Copy each line with the word "JSON" in it.

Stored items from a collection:
================
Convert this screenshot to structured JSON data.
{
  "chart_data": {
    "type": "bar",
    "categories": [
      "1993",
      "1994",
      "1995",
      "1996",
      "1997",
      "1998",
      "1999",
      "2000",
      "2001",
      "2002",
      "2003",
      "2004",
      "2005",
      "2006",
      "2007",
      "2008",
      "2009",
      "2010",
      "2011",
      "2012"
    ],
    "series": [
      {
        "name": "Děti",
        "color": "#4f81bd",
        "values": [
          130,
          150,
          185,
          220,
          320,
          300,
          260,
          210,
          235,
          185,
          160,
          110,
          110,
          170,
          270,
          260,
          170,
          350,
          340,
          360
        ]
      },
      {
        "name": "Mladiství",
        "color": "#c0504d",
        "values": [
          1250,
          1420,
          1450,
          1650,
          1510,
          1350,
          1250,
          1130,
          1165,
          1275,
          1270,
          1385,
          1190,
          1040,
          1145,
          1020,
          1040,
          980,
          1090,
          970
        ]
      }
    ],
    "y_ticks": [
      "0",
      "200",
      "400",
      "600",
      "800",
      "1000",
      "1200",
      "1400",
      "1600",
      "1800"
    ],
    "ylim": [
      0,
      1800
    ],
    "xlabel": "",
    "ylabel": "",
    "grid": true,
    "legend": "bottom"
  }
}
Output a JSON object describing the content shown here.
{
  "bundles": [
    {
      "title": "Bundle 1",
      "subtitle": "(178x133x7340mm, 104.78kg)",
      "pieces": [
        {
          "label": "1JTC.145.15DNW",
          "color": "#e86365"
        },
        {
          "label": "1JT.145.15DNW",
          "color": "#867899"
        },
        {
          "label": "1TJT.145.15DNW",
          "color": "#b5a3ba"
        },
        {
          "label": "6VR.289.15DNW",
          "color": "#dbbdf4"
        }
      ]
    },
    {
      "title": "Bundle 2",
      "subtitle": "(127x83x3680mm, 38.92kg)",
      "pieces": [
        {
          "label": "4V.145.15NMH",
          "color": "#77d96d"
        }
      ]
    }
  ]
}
================
REPLY
Convert this screenshot to structured JSON data.
Output a JSON object describing the content shown here.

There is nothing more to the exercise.